··· Material shown ···

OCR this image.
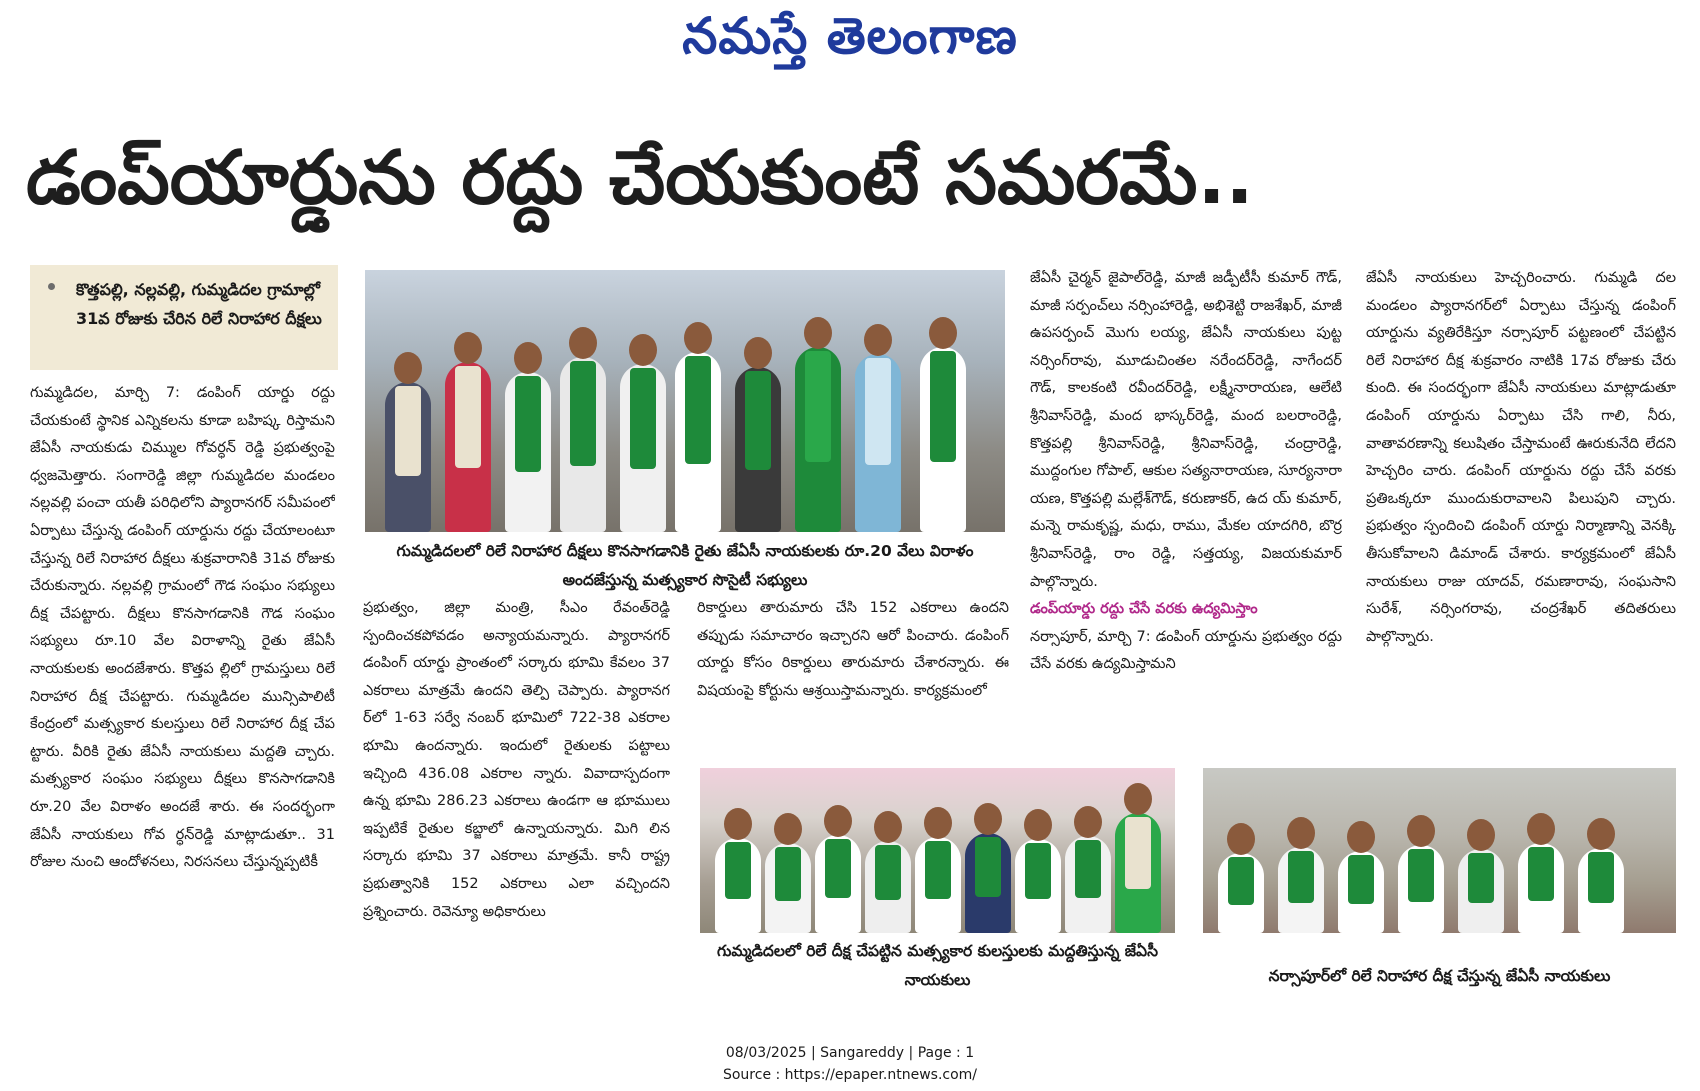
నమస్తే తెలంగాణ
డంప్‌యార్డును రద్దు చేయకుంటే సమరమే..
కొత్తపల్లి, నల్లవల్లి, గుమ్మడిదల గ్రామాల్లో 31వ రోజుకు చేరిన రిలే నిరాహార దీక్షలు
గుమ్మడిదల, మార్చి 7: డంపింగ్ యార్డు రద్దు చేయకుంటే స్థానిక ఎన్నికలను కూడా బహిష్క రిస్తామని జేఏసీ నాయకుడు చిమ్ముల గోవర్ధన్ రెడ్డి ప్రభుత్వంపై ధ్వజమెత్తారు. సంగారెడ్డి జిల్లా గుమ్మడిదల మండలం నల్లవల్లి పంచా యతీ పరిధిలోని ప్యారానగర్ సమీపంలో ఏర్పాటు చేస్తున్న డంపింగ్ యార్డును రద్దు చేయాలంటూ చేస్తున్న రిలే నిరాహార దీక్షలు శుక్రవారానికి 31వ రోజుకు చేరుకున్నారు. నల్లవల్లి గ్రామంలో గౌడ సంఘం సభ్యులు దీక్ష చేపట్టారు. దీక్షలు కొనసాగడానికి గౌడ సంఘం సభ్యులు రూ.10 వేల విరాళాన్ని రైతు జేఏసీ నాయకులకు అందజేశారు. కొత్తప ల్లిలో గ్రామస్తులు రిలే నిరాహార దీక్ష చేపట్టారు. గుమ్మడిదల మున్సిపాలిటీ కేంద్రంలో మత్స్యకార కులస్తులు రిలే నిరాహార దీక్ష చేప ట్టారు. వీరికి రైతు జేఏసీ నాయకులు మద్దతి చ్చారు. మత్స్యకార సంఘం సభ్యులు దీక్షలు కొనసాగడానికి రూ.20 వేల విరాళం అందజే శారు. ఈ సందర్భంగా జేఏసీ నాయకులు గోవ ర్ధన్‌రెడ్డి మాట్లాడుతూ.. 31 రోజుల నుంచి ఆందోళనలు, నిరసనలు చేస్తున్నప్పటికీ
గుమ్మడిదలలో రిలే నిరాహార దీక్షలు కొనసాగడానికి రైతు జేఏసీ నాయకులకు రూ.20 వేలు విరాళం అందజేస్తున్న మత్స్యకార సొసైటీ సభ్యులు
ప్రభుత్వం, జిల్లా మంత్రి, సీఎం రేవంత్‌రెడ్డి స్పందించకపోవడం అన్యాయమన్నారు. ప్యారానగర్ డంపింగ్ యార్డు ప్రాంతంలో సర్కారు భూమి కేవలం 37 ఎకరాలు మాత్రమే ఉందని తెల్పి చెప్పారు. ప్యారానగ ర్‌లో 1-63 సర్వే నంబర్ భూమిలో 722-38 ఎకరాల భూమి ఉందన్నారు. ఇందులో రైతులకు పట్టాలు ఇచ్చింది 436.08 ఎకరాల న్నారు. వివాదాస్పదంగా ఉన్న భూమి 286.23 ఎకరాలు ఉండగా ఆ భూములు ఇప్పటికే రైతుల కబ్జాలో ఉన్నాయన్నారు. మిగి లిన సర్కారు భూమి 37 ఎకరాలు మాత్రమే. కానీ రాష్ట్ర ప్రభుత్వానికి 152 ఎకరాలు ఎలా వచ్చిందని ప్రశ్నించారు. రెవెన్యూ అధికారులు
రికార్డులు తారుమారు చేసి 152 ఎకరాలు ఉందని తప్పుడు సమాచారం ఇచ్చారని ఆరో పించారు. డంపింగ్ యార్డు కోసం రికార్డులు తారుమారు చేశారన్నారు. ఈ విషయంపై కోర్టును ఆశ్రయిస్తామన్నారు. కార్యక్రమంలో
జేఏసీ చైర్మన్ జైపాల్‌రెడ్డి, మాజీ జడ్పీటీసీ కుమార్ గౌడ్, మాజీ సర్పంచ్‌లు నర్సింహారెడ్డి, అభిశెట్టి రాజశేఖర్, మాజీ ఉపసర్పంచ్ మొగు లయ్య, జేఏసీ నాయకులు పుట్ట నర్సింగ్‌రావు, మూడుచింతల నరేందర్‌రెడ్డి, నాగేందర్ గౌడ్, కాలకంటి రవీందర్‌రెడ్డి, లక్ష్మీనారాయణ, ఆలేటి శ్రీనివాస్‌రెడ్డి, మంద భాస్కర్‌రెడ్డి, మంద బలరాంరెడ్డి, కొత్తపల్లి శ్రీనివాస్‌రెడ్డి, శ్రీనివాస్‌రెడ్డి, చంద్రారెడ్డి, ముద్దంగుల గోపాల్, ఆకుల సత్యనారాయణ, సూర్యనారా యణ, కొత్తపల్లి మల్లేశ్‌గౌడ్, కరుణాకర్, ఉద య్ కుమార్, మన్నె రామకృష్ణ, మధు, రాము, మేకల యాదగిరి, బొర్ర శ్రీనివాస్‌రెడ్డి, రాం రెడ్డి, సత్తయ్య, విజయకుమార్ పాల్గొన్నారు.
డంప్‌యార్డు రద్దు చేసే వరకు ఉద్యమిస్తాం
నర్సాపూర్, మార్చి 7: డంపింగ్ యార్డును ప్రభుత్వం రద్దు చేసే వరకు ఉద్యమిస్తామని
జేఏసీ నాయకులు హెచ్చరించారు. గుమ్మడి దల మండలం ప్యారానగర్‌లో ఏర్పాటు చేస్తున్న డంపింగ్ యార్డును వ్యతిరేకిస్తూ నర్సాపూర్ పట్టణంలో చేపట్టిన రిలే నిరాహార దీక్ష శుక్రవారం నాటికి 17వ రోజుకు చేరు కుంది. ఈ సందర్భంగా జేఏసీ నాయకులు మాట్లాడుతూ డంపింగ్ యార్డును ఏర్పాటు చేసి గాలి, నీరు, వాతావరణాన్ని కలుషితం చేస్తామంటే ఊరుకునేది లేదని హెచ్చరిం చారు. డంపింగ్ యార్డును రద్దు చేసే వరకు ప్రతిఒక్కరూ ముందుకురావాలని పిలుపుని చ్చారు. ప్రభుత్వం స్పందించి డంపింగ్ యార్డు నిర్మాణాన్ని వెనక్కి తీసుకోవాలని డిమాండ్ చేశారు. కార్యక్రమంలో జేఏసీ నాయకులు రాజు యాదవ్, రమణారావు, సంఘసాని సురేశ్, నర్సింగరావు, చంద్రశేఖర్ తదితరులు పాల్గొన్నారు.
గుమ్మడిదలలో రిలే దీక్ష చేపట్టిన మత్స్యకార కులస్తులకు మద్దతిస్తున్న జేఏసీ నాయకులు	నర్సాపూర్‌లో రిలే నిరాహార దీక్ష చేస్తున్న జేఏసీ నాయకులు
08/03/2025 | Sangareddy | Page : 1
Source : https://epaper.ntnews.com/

···
··· Material shown ···

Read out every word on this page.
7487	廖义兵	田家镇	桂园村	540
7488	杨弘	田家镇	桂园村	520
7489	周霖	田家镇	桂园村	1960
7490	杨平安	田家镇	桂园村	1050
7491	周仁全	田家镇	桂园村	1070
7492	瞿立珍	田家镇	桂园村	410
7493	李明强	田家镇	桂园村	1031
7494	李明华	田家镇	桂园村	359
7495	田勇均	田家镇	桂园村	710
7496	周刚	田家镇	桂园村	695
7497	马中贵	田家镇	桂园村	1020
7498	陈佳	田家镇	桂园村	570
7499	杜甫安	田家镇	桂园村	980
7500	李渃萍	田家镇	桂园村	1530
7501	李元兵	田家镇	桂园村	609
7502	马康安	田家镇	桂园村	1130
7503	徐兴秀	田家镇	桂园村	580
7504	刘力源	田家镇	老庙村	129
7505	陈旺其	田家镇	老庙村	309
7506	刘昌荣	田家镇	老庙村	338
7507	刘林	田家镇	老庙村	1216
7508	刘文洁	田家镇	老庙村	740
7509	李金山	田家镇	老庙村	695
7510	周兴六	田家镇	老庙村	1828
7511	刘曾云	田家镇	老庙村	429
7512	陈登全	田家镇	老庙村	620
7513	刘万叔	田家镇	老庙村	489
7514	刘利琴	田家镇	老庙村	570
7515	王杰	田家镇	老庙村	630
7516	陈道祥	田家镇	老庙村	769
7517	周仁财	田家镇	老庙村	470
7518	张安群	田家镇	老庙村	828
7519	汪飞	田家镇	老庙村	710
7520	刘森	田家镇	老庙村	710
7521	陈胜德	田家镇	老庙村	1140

···
··· Material shown ···

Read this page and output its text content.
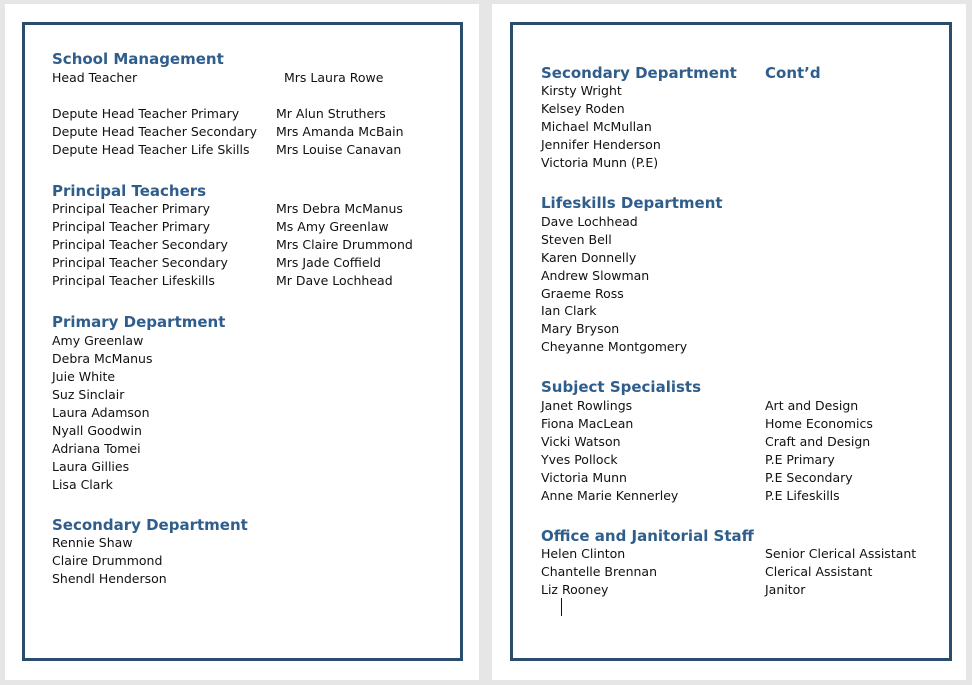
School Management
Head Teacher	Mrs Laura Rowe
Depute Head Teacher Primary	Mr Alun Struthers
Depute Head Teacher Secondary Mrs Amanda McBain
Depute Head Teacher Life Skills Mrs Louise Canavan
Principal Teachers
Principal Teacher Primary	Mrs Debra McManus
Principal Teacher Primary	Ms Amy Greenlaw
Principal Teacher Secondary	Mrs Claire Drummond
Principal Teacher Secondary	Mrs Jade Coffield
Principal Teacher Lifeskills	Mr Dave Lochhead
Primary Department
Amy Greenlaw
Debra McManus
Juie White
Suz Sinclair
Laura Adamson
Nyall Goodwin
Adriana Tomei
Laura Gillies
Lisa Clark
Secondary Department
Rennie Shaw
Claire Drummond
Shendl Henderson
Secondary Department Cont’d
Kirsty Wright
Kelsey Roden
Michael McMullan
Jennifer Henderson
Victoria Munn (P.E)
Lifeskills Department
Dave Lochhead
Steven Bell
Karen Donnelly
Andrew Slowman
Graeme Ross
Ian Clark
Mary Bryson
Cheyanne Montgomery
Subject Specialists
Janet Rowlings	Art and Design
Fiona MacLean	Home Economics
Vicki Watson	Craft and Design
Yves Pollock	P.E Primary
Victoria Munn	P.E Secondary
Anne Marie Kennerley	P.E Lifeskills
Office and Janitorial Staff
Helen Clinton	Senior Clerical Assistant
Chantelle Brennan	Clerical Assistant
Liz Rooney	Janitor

···

§ Task: In the records above, find each line that holds the word "Laura"; copy all such lines.

§ Worked solution:
Head Teacher	Mrs Laura Rowe
Laura Adamson
Laura Gillies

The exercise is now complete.